--- START DATA FOR THIS TASK ---

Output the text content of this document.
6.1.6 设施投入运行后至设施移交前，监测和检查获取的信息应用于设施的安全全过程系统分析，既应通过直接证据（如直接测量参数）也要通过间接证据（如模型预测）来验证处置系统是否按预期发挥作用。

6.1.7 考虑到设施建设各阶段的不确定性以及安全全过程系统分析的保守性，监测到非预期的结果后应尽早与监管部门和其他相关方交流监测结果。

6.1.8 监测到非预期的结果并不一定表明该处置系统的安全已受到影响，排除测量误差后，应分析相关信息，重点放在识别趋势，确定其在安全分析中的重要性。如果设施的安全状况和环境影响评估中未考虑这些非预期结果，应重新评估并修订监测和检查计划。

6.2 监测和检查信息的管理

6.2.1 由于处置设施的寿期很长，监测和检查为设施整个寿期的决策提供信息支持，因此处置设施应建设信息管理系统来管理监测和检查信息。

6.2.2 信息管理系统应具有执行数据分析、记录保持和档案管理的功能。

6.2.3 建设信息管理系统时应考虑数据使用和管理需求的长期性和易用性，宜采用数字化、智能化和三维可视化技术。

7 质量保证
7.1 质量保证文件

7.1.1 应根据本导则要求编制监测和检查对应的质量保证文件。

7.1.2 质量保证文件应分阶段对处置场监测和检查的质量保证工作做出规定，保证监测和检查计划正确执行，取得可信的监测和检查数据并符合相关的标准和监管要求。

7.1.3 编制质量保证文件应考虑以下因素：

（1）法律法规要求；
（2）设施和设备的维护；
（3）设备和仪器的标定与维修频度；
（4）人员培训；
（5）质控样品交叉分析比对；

--- END DATA FOR THIS TASK ---
--- START DATA FOR THIS TASK ---

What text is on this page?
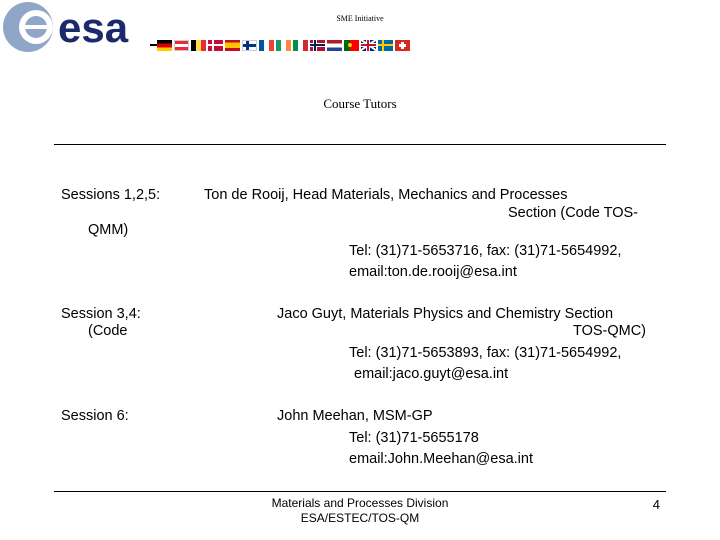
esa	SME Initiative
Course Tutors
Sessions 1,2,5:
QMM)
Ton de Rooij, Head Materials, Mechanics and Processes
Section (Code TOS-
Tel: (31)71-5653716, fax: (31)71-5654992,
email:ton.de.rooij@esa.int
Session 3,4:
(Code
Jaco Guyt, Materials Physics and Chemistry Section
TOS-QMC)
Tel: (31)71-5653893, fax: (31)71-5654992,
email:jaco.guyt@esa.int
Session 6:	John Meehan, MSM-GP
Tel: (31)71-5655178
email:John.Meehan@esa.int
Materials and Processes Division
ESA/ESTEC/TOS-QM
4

--- END DATA FOR THIS TASK ---
--- START DATA FOR THIS TASK ---

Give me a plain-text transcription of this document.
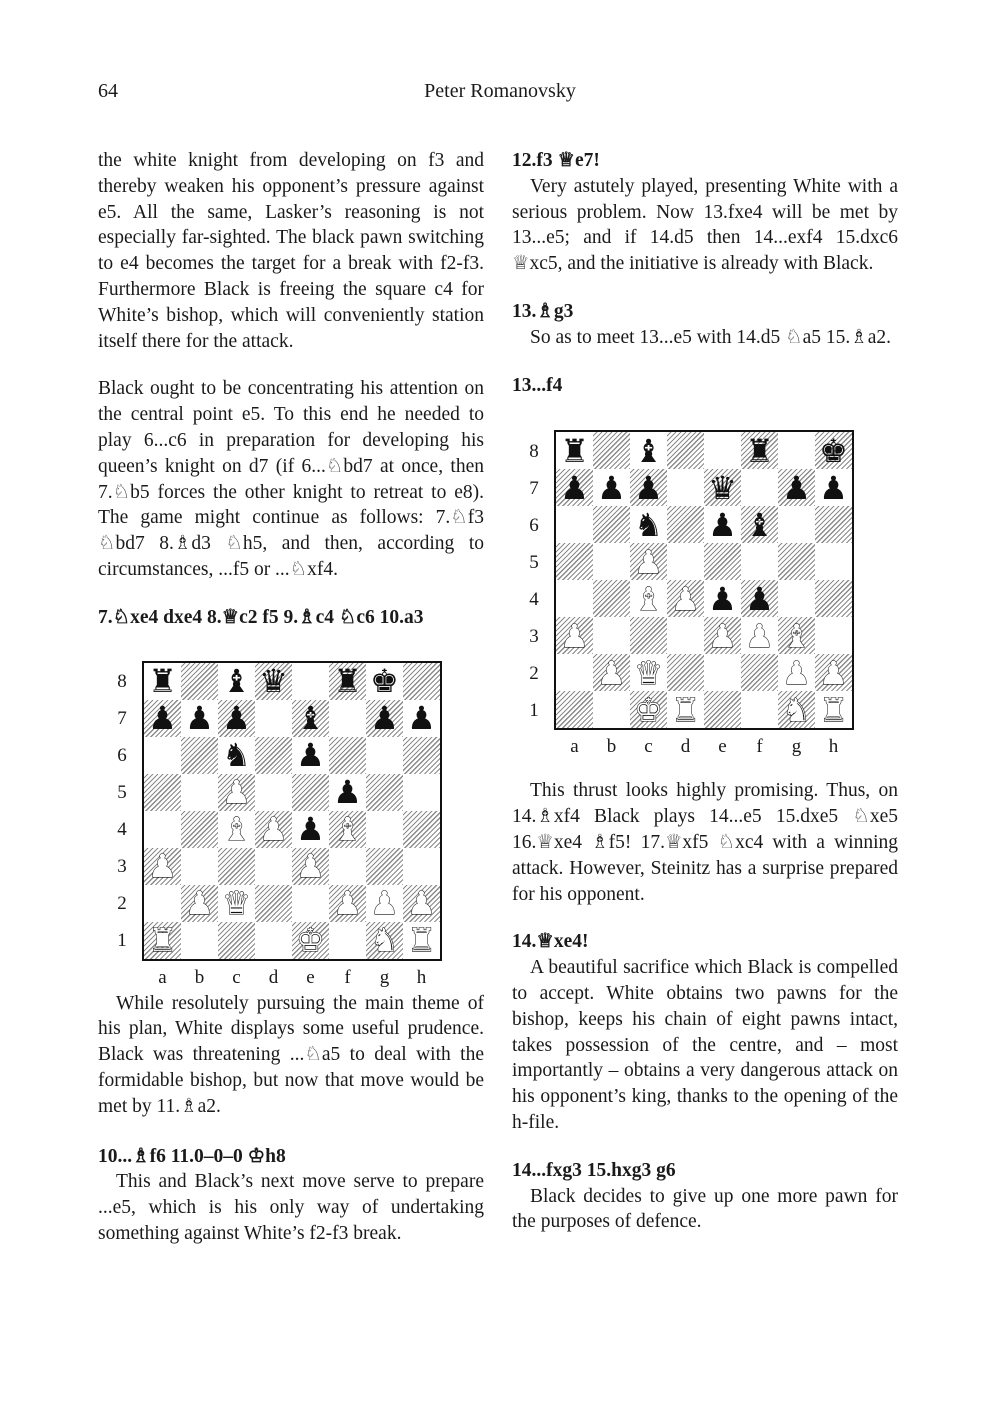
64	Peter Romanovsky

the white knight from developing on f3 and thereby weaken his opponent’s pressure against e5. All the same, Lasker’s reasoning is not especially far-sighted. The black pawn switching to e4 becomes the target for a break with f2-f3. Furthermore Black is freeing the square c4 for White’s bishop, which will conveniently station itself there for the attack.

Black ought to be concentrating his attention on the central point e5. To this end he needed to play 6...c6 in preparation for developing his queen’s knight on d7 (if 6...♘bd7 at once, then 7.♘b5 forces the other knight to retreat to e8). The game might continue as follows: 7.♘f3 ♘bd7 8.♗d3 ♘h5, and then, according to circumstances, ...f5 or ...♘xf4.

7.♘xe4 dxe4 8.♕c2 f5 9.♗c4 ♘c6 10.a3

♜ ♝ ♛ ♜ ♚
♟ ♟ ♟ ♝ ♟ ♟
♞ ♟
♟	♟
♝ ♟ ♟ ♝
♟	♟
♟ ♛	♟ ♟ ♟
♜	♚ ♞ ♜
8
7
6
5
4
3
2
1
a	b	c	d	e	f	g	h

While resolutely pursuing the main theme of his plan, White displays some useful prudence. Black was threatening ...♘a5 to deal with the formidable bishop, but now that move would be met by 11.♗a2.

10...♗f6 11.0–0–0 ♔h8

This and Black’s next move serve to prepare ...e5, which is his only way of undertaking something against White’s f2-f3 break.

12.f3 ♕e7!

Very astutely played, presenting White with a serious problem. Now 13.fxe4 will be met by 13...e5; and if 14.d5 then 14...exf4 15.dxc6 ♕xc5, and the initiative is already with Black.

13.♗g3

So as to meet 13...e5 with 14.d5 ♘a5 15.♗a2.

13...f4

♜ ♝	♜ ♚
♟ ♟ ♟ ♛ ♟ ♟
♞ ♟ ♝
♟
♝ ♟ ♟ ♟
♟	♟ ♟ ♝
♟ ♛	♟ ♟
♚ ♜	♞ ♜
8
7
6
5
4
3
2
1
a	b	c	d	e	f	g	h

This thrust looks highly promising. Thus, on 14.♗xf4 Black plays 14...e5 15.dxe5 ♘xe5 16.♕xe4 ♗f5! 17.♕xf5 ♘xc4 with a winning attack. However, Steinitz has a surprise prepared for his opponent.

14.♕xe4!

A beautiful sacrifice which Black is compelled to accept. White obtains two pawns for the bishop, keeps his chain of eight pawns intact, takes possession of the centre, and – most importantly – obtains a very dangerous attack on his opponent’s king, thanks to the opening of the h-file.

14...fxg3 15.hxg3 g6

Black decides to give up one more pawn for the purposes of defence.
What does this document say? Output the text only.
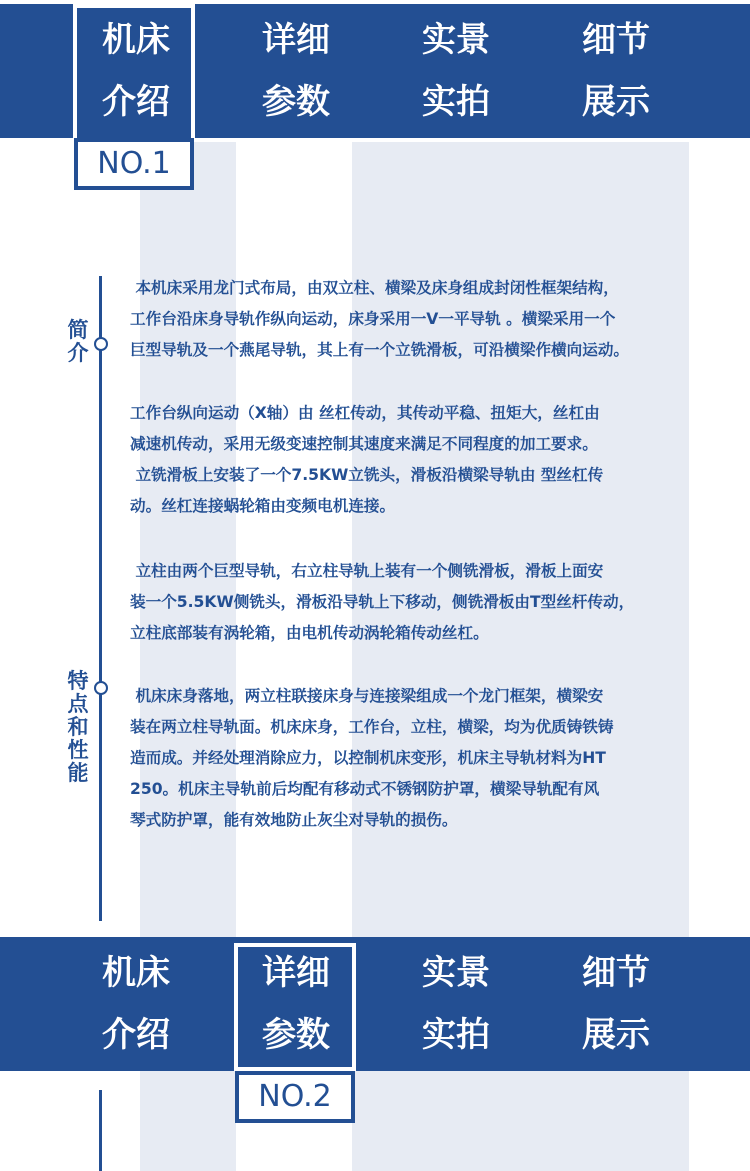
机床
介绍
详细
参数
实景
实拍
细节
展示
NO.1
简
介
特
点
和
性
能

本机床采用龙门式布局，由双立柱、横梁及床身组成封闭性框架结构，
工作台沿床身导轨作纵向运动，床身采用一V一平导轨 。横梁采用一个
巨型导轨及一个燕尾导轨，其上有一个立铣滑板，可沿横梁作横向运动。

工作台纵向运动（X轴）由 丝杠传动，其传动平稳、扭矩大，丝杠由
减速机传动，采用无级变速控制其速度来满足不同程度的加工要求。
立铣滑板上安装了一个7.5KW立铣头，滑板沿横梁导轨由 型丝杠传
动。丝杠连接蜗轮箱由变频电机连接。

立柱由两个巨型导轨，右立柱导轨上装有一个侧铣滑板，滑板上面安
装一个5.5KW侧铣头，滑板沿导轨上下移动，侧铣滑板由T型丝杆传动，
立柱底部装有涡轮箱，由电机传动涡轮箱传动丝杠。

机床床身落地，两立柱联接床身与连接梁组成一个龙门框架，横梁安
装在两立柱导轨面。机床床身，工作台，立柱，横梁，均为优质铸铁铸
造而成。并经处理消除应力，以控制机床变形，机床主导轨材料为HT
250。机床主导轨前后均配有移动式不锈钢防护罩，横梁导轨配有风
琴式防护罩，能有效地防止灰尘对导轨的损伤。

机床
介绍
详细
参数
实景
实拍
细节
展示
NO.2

--- END DATA FOR THIS TASK ---

-- YOUR GOAL --
Isolate each line of the listing above that includes "Materials". Copy it.

-- TASK RESULT --
Ton de Rooij, Head Materials, Mechanics and Processes
Jaco Guyt, Materials Physics and Chemistry Section
Materials and Processes Division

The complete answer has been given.